------ EXERCISE MATERIALS

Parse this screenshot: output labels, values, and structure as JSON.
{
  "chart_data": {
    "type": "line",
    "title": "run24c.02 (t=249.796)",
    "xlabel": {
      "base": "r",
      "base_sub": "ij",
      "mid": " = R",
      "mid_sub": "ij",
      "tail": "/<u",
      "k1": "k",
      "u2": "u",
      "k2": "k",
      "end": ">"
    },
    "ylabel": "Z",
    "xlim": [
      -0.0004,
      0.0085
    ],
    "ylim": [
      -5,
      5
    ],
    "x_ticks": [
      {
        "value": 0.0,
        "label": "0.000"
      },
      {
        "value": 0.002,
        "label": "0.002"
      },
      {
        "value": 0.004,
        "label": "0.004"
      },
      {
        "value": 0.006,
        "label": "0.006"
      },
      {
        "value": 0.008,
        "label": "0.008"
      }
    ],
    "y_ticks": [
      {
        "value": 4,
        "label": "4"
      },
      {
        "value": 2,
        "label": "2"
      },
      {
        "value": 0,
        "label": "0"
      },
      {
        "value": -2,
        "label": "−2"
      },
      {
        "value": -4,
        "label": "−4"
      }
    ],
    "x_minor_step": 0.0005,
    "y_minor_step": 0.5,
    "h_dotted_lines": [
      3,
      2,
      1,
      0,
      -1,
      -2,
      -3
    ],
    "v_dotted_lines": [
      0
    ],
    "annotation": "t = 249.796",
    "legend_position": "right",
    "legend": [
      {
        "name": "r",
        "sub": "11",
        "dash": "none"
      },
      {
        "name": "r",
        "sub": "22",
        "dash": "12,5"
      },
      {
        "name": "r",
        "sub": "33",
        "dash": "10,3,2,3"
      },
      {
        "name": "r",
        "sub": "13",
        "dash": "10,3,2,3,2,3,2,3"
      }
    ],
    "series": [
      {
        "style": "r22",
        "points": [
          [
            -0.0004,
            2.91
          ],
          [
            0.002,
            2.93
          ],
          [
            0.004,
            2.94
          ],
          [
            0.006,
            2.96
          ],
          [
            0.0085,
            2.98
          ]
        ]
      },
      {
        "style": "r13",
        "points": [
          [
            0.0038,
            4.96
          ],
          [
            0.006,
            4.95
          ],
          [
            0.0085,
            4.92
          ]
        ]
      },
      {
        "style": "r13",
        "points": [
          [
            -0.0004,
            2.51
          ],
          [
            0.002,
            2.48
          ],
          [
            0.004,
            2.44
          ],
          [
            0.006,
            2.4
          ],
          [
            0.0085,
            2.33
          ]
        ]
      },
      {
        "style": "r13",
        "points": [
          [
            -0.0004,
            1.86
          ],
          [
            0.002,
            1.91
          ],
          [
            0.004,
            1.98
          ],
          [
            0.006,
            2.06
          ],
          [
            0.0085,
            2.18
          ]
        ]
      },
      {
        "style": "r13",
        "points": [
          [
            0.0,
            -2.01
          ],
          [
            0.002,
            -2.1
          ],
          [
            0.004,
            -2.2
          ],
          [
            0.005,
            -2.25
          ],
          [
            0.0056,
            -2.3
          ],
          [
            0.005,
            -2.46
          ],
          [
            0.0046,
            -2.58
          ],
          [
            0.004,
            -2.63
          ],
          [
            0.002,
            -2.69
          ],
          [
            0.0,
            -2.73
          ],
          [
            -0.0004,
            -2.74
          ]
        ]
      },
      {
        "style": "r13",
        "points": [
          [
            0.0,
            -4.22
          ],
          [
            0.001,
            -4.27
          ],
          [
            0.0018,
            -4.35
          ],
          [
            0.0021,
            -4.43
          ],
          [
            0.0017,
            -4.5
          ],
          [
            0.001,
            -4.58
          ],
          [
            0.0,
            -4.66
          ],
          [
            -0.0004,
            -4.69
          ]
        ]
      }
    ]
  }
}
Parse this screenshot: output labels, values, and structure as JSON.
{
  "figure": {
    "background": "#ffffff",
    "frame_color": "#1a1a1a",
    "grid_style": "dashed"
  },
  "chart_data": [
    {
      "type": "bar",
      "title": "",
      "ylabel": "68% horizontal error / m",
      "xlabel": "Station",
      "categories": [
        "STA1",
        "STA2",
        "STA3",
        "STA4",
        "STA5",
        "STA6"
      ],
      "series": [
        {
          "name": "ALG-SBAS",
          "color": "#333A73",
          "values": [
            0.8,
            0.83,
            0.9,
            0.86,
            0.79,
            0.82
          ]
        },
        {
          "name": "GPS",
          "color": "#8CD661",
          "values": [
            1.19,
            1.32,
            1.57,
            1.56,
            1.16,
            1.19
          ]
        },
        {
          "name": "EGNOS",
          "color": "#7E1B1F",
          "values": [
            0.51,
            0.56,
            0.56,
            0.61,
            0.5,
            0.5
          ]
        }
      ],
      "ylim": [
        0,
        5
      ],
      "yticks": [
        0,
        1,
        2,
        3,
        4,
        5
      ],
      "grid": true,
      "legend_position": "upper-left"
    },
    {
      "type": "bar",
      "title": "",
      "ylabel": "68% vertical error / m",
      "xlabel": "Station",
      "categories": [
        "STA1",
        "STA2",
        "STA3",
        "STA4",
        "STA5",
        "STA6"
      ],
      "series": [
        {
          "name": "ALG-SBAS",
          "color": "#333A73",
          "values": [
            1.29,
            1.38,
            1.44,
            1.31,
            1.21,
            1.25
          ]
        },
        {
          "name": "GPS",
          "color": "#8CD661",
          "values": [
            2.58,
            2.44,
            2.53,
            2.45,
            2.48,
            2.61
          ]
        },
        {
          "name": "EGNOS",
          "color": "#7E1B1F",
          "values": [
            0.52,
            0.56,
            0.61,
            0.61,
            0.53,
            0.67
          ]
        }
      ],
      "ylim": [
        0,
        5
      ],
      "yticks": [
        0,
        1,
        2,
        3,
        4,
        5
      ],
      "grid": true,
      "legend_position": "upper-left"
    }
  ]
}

------------

Give the count of lines in the listing that hold the word "error", with no other text.

2